Data extracted from a collection:
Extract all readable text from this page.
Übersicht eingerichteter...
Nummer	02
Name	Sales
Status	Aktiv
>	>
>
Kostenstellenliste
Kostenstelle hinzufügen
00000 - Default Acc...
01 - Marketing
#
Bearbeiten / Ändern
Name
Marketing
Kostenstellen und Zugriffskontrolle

## Goal of the exercise:
Quote all of the entries exactly as they appear.

## Response:
Extract all readable text from this page.
Übersicht eingerichteter...
Nummer	02
Name	Sales
Status	Aktiv
>	>
>
Kostenstellenliste
Kostenstelle hinzufügen
00000 - Default Acc...
01 - Marketing
#
Bearbeiten / Ändern
Name
Marketing
Kostenstellen und Zugriffskontrolle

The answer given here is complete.